** Begin Material to process **

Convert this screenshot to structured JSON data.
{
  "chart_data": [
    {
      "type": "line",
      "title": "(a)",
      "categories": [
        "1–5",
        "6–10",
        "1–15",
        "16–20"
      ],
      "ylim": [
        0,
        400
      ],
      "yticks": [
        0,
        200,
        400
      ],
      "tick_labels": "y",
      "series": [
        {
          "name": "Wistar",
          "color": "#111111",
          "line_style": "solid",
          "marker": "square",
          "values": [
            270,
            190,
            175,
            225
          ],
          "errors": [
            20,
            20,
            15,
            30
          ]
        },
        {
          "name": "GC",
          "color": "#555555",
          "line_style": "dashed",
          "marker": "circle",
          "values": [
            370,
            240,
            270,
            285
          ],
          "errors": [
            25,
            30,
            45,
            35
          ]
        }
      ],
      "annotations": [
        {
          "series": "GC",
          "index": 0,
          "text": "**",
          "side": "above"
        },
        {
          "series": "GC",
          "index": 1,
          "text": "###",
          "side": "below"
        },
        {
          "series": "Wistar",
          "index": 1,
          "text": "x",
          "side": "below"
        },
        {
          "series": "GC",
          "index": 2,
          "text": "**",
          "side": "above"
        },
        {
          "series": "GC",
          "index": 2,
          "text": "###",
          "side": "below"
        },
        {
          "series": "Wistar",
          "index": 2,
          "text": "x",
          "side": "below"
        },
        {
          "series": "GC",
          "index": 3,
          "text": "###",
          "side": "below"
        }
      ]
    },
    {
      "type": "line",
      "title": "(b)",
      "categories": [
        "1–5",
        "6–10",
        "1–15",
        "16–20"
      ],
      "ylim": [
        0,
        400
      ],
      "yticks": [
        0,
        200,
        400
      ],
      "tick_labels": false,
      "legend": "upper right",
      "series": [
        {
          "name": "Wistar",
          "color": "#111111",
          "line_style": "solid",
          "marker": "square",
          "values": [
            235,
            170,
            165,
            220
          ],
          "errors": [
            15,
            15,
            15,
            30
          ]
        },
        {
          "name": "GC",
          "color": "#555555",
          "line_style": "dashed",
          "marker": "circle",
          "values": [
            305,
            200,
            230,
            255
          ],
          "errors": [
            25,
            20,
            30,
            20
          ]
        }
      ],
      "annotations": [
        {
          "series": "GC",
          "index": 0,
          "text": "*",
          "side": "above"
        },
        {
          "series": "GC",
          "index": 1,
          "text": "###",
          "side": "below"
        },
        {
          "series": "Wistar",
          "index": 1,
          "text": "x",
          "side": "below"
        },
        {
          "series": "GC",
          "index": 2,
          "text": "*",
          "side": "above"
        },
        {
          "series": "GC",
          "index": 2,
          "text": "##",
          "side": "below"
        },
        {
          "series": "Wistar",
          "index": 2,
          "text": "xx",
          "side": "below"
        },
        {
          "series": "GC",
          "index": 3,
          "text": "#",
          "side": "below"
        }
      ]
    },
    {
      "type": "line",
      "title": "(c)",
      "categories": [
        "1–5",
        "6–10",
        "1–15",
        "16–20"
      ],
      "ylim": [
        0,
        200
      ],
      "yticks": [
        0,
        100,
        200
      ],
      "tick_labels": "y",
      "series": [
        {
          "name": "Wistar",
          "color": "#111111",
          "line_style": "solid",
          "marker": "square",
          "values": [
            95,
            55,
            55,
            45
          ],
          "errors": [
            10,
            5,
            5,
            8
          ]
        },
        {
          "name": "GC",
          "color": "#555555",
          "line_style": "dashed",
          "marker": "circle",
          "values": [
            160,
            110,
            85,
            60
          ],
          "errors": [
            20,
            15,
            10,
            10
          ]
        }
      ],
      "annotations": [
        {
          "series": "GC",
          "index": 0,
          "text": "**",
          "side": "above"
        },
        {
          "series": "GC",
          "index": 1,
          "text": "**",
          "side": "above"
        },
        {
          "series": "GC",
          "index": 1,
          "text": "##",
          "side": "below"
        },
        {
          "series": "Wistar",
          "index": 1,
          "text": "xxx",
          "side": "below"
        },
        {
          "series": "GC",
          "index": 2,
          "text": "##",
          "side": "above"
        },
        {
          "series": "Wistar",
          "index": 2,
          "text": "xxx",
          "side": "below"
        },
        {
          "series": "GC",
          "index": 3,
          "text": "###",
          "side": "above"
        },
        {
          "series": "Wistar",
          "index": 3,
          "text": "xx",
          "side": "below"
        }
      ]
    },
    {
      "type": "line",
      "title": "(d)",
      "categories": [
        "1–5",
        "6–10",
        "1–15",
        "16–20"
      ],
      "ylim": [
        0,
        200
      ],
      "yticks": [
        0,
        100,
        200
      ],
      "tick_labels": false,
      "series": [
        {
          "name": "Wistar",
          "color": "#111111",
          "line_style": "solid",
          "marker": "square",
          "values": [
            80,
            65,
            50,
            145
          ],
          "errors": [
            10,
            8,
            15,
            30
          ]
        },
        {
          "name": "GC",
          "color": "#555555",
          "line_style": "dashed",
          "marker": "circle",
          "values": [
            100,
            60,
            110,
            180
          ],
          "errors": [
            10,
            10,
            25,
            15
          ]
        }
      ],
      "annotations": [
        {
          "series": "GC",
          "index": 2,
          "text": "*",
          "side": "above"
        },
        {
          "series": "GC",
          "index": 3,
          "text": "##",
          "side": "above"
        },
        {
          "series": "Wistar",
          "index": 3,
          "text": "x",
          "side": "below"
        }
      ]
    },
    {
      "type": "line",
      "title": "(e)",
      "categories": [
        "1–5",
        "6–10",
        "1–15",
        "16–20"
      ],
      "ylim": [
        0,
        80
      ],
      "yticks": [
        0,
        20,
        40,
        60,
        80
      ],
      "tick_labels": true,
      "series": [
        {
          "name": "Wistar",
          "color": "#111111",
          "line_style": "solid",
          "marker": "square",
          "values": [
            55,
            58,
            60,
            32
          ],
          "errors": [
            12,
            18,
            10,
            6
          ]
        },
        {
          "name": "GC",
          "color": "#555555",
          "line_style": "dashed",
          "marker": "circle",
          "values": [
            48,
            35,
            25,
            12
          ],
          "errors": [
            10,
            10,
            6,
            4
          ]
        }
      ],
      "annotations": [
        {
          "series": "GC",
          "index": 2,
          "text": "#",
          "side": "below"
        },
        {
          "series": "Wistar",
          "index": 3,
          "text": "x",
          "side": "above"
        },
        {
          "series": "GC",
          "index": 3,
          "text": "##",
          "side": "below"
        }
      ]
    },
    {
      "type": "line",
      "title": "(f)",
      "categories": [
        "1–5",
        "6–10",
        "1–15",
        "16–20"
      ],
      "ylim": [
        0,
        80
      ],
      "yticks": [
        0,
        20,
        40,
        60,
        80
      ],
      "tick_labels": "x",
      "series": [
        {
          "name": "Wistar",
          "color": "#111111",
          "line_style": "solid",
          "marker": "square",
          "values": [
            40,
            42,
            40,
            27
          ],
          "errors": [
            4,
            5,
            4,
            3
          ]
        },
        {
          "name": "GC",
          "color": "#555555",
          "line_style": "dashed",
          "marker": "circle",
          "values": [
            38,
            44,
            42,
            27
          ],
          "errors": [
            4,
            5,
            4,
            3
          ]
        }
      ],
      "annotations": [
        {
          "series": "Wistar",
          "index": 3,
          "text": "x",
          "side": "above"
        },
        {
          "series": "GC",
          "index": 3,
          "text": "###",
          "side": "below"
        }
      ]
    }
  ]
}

** End Material to process **

**What the task asks:**
Reproduce all the data word for word.

**The response:**
Convert this screenshot to structured JSON data.
{
  "chart_data": [
    {
      "type": "line",
      "title": "(a)",
      "categories": [
        "1–5",
        "6–10",
        "1–15",
        "16–20"
      ],
      "ylim": [
        0,
        400
      ],
      "yticks": [
        0,
        200,
        400
      ],
      "tick_labels": "y",
      "series": [
        {
          "name": "Wistar",
          "color": "#111111",
          "line_style": "solid",
          "marker": "square",
          "values": [
            270,
            190,
            175,
            225
          ],
          "errors": [
            20,
            20,
            15,
            30
          ]
        },
        {
          "name": "GC",
          "color": "#555555",
          "line_style": "dashed",
          "marker": "circle",
          "values": [
            370,
            240,
            270,
            285
          ],
          "errors": [
            25,
            30,
            45,
            35
          ]
        }
      ],
      "annotations": [
        {
          "series": "GC",
          "index": 0,
          "text": "**",
          "side": "above"
        },
        {
          "series": "GC",
          "index": 1,
          "text": "###",
          "side": "below"
        },
        {
          "series": "Wistar",
          "index": 1,
          "text": "x",
          "side": "below"
        },
        {
          "series": "GC",
          "index": 2,
          "text": "**",
          "side": "above"
        },
        {
          "series": "GC",
          "index": 2,
          "text": "###",
          "side": "below"
        },
        {
          "series": "Wistar",
          "index": 2,
          "text": "x",
          "side": "below"
        },
        {
          "series": "GC",
          "index": 3,
          "text": "###",
          "side": "below"
        }
      ]
    },
    {
      "type": "line",
      "title": "(b)",
      "categories": [
        "1–5",
        "6–10",
        "1–15",
        "16–20"
      ],
      "ylim": [
        0,
        400
      ],
      "yticks": [
        0,
        200,
        400
      ],
      "tick_labels": false,
      "legend": "upper right",
      "series": [
        {
          "name": "Wistar",
          "color": "#111111",
          "line_style": "solid",
          "marker": "square",
          "values": [
            235,
            170,
            165,
            220
          ],
          "errors": [
            15,
            15,
            15,
            30
          ]
        },
        {
          "name": "GC",
          "color": "#555555",
          "line_style": "dashed",
          "marker": "circle",
          "values": [
            305,
            200,
            230,
            255
          ],
          "errors": [
            25,
            20,
            30,
            20
          ]
        }
      ],
      "annotations": [
        {
          "series": "GC",
          "index": 0,
          "text": "*",
          "side": "above"
        },
        {
          "series": "GC",
          "index": 1,
          "text": "###",
          "side": "below"
        },
        {
          "series": "Wistar",
          "index": 1,
          "text": "x",
          "side": "below"
        },
        {
          "series": "GC",
          "index": 2,
          "text": "*",
          "side": "above"
        },
        {
          "series": "GC",
          "index": 2,
          "text": "##",
          "side": "below"
        },
        {
          "series": "Wistar",
          "index": 2,
          "text": "xx",
          "side": "below"
        },
        {
          "series": "GC",
          "index": 3,
          "text": "#",
          "side": "below"
        }
      ]
    },
    {
      "type": "line",
      "title": "(c)",
      "categories": [
        "1–5",
        "6–10",
        "1–15",
        "16–20"
      ],
      "ylim": [
        0,
        200
      ],
      "yticks": [
        0,
        100,
        200
      ],
      "tick_labels": "y",
      "series": [
        {
          "name": "Wistar",
          "color": "#111111",
          "line_style": "solid",
          "marker": "square",
          "values": [
            95,
            55,
            55,
            45
          ],
          "errors": [
            10,
            5,
            5,
            8
          ]
        },
        {
          "name": "GC",
          "color": "#555555",
          "line_style": "dashed",
          "marker": "circle",
          "values": [
            160,
            110,
            85,
            60
          ],
          "errors": [
            20,
            15,
            10,
            10
          ]
        }
      ],
      "annotations": [
        {
          "series": "GC",
          "index": 0,
          "text": "**",
          "side": "above"
        },
        {
          "series": "GC",
          "index": 1,
          "text": "**",
          "side": "above"
        },
        {
          "series": "GC",
          "index": 1,
          "text": "##",
          "side": "below"
        },
        {
          "series": "Wistar",
          "index": 1,
          "text": "xxx",
          "side": "below"
        },
        {
          "series": "GC",
          "index": 2,
          "text": "##",
          "side": "above"
        },
        {
          "series": "Wistar",
          "index": 2,
          "text": "xxx",
          "side": "below"
        },
        {
          "series": "GC",
          "index": 3,
          "text": "###",
          "side": "above"
        },
        {
          "series": "Wistar",
          "index": 3,
          "text": "xx",
          "side": "below"
        }
      ]
    },
    {
      "type": "line",
      "title": "(d)",
      "categories": [
        "1–5",
        "6–10",
        "1–15",
        "16–20"
      ],
      "ylim": [
        0,
        200
      ],
      "yticks": [
        0,
        100,
        200
      ],
      "tick_labels": false,
      "series": [
        {
          "name": "Wistar",
          "color": "#111111",
          "line_style": "solid",
          "marker": "square",
          "values": [
            80,
            65,
            50,
            145
          ],
          "errors": [
            10,
            8,
            15,
            30
          ]
        },
        {
          "name": "GC",
          "color": "#555555",
          "line_style": "dashed",
          "marker": "circle",
          "values": [
            100,
            60,
            110,
            180
          ],
          "errors": [
            10,
            10,
            25,
            15
          ]
        }
      ],
      "annotations": [
        {
          "series": "GC",
          "index": 2,
          "text": "*",
          "side": "above"
        },
        {
          "series": "GC",
          "index": 3,
          "text": "##",
          "side": "above"
        },
        {
          "series": "Wistar",
          "index": 3,
          "text": "x",
          "side": "below"
        }
      ]
    },
    {
      "type": "line",
      "title": "(e)",
      "categories": [
        "1–5",
        "6–10",
        "1–15",
        "16–20"
      ],
      "ylim": [
        0,
        80
      ],
      "yticks": [
        0,
        20,
        40,
        60,
        80
      ],
      "tick_labels": true,
      "series": [
        {
          "name": "Wistar",
          "color": "#111111",
          "line_style": "solid",
          "marker": "square",
          "values": [
            55,
            58,
            60,
            32
          ],
          "errors": [
            12,
            18,
            10,
            6
          ]
        },
        {
          "name": "GC",
          "color": "#555555",
          "line_style": "dashed",
          "marker": "circle",
          "values": [
            48,
            35,
            25,
            12
          ],
          "errors": [
            10,
            10,
            6,
            4
          ]
        }
      ],
      "annotations": [
        {
          "series": "GC",
          "index": 2,
          "text": "#",
          "side": "below"
        },
        {
          "series": "Wistar",
          "index": 3,
          "text": "x",
          "side": "above"
        },
        {
          "series": "GC",
          "index": 3,
          "text": "##",
          "side": "below"
        }
      ]
    },
    {
      "type": "line",
      "title": "(f)",
      "categories": [
        "1–5",
        "6–10",
        "1–15",
        "16–20"
      ],
      "ylim": [
        0,
        80
      ],
      "yticks": [
        0,
        20,
        40,
        60,
        80
      ],
      "tick_labels": "x",
      "series": [
        {
          "name": "Wistar",
          "color": "#111111",
          "line_style": "solid",
          "marker": "square",
          "values": [
            40,
            42,
            40,
            27
          ],
          "errors": [
            4,
            5,
            4,
            3
          ]
        },
        {
          "name": "GC",
          "color": "#555555",
          "line_style": "dashed",
          "marker": "circle",
          "values": [
            38,
            44,
            42,
            27
          ],
          "errors": [
            4,
            5,
            4,
            3
          ]
        }
      ],
      "annotations": [
        {
          "series": "Wistar",
          "index": 3,
          "text": "x",
          "side": "above"
        },
        {
          "series": "GC",
          "index": 3,
          "text": "###",
          "side": "below"
        }
      ]
    }
  ]
}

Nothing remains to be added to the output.